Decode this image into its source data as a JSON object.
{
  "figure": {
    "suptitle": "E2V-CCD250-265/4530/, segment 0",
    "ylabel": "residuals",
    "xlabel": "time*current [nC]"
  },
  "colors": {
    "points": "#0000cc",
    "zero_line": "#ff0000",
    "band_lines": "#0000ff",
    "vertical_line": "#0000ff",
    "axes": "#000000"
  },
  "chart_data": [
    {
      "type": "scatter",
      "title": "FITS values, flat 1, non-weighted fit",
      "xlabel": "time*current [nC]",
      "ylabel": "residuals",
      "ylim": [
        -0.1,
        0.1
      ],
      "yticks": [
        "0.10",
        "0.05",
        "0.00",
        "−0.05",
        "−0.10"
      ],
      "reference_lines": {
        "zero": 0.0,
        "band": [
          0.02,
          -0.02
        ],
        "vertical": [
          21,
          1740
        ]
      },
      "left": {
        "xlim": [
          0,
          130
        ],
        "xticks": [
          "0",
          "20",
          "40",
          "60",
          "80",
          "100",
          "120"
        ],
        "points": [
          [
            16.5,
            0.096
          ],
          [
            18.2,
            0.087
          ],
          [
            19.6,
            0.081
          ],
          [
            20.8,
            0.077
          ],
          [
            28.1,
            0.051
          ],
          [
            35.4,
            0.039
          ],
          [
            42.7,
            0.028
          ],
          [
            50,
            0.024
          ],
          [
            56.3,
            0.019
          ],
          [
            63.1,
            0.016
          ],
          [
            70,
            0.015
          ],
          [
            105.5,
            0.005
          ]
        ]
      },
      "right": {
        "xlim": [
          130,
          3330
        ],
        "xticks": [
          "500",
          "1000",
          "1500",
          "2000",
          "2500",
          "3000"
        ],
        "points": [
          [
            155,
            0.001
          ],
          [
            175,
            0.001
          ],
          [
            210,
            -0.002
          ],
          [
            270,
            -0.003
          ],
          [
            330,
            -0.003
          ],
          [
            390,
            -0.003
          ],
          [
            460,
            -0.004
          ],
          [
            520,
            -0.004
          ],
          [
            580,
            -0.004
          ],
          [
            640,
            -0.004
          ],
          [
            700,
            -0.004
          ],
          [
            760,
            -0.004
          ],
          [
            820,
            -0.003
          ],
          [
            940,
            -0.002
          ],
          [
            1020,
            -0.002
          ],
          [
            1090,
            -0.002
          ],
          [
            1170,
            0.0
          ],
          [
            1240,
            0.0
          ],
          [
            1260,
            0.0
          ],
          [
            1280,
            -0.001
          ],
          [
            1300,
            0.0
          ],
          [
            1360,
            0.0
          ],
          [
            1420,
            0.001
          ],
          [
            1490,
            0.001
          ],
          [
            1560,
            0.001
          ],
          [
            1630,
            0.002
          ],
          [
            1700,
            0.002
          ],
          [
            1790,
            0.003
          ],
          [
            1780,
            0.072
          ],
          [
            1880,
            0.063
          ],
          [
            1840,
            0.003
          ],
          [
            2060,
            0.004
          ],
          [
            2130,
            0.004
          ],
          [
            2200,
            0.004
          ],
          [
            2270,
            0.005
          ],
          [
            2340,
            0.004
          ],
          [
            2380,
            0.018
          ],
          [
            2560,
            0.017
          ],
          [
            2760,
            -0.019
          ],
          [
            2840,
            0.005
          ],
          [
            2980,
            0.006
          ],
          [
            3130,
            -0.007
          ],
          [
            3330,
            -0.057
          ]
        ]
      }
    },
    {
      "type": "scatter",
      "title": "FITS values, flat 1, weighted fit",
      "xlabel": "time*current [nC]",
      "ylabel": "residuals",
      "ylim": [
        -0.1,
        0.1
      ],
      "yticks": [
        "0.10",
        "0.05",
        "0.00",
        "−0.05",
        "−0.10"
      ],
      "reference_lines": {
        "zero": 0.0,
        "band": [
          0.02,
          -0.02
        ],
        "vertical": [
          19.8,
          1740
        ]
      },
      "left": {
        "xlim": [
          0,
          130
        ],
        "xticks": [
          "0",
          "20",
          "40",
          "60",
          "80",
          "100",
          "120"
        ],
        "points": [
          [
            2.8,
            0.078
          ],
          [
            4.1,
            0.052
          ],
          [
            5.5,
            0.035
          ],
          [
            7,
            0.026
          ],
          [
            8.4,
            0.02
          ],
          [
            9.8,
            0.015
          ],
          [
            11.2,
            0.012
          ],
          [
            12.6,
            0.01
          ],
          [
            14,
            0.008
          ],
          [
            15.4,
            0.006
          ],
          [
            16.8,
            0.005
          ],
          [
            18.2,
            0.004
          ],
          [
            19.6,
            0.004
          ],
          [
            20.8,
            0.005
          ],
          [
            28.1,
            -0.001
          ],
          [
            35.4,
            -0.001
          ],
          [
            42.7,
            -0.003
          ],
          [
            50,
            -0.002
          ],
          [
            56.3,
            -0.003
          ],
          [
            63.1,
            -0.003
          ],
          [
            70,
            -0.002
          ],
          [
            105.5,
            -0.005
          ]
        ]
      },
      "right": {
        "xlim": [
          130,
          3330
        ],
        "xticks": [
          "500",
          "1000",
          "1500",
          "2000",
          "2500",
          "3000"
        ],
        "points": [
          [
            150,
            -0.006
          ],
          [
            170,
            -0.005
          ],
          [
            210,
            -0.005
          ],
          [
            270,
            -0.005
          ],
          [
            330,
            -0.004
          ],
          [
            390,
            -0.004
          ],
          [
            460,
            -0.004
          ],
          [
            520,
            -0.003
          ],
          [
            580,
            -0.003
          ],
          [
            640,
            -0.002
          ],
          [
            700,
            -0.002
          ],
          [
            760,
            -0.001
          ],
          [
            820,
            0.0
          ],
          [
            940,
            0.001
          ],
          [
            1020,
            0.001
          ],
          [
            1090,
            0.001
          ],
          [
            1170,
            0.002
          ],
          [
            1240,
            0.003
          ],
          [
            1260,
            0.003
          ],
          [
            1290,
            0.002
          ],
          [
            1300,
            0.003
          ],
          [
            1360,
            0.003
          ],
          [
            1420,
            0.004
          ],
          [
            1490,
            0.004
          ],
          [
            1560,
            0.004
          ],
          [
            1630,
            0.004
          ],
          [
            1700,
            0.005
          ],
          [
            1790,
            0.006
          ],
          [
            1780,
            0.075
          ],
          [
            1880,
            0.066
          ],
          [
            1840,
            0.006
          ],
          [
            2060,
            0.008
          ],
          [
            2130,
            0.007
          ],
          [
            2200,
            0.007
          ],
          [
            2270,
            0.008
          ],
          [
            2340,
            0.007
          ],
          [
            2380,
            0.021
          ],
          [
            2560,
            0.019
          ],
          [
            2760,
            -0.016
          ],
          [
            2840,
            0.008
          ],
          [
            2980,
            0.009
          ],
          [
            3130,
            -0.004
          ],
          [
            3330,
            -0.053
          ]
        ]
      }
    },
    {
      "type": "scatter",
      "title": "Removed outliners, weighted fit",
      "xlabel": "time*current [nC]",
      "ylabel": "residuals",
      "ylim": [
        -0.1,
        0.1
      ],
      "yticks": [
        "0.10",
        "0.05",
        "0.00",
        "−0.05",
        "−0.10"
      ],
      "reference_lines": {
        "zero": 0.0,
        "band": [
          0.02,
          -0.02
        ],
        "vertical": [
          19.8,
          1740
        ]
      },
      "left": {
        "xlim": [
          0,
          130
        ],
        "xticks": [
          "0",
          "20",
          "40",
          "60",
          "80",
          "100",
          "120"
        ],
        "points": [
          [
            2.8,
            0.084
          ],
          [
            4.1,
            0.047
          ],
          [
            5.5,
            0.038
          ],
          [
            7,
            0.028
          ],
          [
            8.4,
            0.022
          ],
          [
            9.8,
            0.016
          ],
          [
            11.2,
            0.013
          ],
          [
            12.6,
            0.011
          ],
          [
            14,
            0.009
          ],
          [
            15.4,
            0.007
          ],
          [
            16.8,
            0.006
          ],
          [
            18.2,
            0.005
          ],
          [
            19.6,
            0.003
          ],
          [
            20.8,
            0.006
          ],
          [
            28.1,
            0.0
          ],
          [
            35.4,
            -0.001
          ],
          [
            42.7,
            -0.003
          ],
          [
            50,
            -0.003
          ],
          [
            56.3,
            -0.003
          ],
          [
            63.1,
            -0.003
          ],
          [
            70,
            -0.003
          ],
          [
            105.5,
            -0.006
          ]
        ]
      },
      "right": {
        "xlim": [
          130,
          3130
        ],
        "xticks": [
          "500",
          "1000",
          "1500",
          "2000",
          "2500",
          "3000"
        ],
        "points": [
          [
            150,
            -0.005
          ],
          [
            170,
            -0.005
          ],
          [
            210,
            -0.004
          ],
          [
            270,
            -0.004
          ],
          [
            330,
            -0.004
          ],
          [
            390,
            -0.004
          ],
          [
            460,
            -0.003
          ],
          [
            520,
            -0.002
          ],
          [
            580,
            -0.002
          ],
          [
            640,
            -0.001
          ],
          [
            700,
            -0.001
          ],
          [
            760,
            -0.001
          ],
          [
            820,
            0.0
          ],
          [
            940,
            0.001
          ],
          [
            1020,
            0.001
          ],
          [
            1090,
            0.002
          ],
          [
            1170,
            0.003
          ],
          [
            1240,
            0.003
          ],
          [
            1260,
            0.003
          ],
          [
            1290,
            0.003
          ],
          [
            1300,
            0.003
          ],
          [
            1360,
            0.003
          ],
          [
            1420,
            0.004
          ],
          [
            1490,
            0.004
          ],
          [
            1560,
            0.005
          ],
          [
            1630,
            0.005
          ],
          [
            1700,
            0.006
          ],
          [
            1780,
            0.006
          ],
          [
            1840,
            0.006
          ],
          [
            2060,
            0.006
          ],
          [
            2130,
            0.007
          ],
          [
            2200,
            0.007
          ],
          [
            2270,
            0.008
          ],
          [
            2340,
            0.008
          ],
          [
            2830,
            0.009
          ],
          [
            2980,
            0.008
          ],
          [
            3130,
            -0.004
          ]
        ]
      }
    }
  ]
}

* [Goal]: Select the lines in this material that hold the word "weighted", leaving none out.

* [Worked answer]:
      "title": "FITS values, flat 1, non-weighted fit",
      "title": "FITS values, flat 1, weighted fit",
      "title": "Removed outliners, weighted fit",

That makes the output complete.